### What to do:
Check every line of the material below for "motorcycle". Give the number of lines that have it, and only that.

══ Given records

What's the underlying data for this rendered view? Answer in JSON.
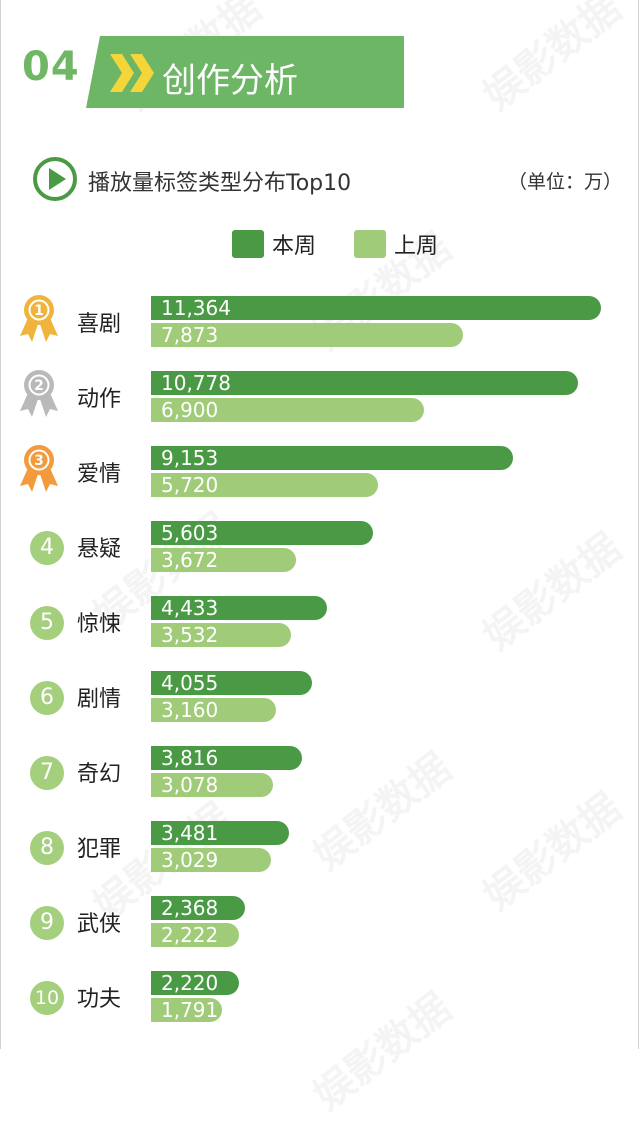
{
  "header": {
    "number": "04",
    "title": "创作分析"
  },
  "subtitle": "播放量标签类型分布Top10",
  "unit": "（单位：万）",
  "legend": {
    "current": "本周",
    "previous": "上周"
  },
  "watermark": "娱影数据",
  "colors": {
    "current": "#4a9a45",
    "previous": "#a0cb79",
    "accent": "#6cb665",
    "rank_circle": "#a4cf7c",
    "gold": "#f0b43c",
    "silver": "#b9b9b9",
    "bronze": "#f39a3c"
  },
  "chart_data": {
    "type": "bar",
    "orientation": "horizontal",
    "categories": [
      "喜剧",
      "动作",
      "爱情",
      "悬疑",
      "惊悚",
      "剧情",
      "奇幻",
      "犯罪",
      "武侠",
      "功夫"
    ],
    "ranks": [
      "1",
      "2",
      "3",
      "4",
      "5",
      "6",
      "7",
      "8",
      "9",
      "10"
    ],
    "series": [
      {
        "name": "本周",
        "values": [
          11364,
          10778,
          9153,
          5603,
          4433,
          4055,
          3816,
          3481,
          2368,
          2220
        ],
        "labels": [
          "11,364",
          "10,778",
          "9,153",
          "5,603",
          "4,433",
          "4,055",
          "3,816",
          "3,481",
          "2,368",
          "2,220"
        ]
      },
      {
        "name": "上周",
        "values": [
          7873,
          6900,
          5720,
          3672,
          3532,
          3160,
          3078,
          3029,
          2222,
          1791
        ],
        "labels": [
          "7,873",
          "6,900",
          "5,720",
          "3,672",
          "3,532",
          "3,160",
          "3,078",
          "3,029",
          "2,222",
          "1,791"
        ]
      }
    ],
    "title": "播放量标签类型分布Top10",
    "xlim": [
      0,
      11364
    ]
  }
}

════
══ Given records

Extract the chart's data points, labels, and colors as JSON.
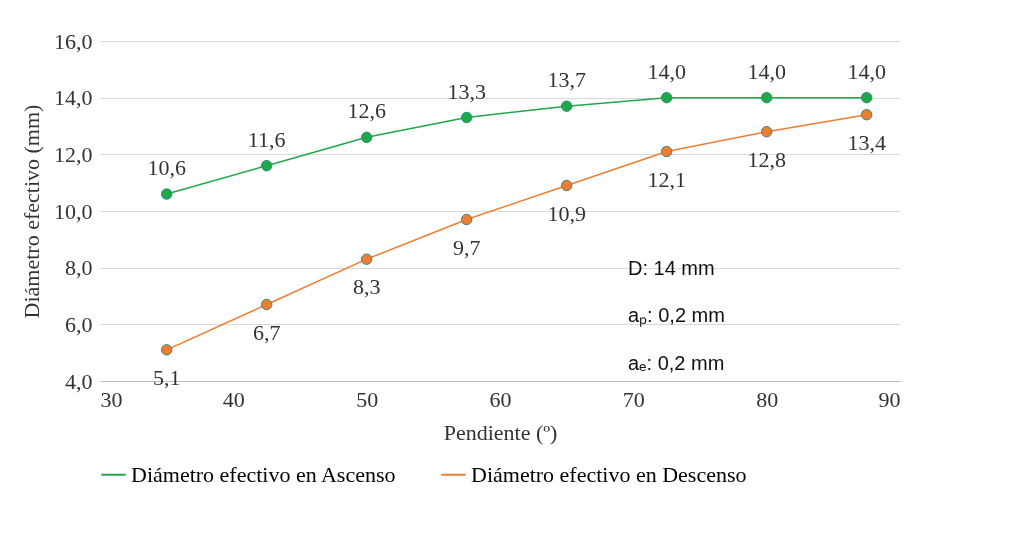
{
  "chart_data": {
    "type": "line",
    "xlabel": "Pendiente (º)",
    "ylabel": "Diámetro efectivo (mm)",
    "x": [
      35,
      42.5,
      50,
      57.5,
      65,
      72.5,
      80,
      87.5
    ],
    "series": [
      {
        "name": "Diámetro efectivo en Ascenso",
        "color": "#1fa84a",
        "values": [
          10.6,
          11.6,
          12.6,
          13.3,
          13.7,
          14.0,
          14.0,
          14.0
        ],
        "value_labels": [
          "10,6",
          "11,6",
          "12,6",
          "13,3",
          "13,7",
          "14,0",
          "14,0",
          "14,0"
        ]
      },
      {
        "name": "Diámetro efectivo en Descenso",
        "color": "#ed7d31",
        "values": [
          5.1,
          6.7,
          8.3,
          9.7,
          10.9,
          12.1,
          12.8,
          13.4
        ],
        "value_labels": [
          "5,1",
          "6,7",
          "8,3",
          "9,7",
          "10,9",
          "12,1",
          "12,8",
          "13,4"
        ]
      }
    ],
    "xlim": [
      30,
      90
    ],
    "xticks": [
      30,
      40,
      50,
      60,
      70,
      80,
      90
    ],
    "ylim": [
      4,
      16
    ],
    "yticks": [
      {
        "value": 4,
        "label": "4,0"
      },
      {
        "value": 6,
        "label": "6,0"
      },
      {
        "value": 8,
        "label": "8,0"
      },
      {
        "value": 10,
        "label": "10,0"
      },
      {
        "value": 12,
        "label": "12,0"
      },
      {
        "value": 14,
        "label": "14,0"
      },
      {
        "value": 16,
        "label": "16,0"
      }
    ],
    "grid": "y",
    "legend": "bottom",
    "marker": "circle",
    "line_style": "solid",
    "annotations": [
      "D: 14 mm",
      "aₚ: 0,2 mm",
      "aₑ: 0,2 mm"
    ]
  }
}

════
══ Given records

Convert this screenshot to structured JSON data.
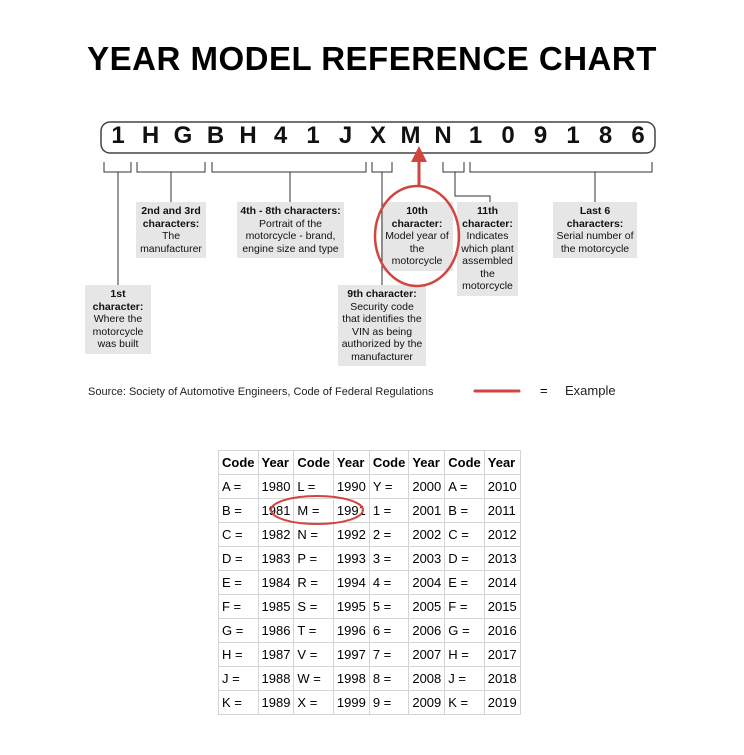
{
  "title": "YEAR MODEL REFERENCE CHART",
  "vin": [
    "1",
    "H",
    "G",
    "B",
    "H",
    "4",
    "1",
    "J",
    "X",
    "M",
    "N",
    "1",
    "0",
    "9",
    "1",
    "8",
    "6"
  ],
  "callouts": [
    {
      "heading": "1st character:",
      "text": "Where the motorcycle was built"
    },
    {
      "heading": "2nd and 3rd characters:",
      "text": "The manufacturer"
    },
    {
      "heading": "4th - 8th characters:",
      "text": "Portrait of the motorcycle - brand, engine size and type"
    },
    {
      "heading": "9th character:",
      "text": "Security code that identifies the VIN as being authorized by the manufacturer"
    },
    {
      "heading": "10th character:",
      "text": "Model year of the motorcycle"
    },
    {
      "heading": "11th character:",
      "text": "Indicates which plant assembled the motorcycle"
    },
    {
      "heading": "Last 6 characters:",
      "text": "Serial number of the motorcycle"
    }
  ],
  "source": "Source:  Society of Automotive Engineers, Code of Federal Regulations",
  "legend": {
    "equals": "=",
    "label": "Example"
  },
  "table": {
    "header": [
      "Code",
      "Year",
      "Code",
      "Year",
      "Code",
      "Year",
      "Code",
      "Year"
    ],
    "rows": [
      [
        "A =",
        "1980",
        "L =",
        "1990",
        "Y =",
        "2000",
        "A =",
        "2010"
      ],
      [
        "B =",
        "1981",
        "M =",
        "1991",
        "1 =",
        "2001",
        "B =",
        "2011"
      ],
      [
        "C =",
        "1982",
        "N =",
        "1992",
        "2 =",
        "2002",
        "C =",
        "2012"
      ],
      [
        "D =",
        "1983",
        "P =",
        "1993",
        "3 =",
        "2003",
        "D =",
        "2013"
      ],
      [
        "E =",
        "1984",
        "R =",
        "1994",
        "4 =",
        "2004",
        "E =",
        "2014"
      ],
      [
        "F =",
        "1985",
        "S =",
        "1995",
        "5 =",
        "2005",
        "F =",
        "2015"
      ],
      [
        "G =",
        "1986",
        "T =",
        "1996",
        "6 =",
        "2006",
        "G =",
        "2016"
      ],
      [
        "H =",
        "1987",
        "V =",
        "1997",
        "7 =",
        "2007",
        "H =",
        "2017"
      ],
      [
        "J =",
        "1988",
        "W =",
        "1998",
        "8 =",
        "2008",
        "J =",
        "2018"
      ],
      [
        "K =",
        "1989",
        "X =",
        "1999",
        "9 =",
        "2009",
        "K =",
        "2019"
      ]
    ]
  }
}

════

### Task answer:
5